═══ PASSAGE

Maybe I didn't word it correctly,It's that you give respect.I mean people need respect everywhere you go don't get me wrong there.


----------



## Howard (Dec 7, 2004)

I just don't understand.I've been here almost 3 years and all of a sudden there's all this hatred towards someone who just wants to be himself.I work a part time job,make minimum wage,have a girlfriend for 3 years who's pushing me to work Full Time and just posting my feelings.At first I was here to talk about clothes and fashion till they moved me to The Interchange this past Spring.I'm not here to irk people,just to be myself and to join in the crowd of subjects you guys discuss about.Let's try to all get along this time,Now Shall We?


----------



## MrRogers (Dec 10, 2005)

Howard said:


> I just don't understand.I've been here almost 3 years and all of a sudden there's all this hatred towards someone who just wants to be himself.I work a part time job,make minimum wage,have a girlfriend for 3 years who's pushing me to work Full Time and just posting my feelings.At first I was here to talk about clothes and fashion till they moved me to The Interchange this past Spring.I'm not here to irk people,just to be myself and to join in the crowd of subjects you guys discuss about.Let's try to all get along this time,Now Shall We?


I dont think its hatred "howard" but maybe people feel as though you are making a fool of them by having replied to your factitious stories. I dont know whether or not you work at pathmark, but proving so would not be difficult and you havent done it thus far.

I think your character is made up because of several irregularities in your posts. Some of your posts are rather articulate while others seem to be written by a 3rd grader and are simply mindless (refer to the 'did OJ do it' thread). Also, when another member posted a link to the other board you post on as "howard" your posts were nothing like what you post here. I think this board is just amusement for you to play out whatever character you have made up in your mind. I suppose there is nothing wrong with that but its kind of sad that you chose to occupy your time that way.

MrR

If i were you i'd post a scan of your ID badge 
ps- I used to work at pathmark in HS and every employee has an ID badge


----------



## eg1 (Jan 17, 2007)

Howard is an eiron.


----------



## Laxplayer (Apr 26, 2006)

eg1 said:


> Howard is an eiron.


Howard, do you read Aristophanes?


----------



## manton (Jul 26, 2003)

══════
═══ INFORMATION SHOWN

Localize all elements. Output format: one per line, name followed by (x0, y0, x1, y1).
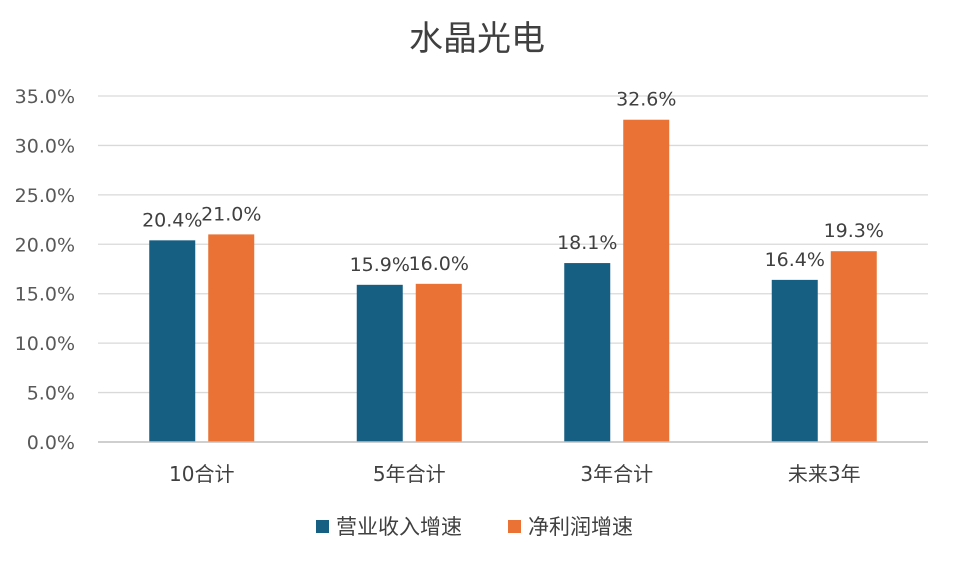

══════

» **REQUIRED TASK**
In the forum thread, what did Howard say he originally came to the board to talk about?

» **RESPONSE**
Clothes and fashion.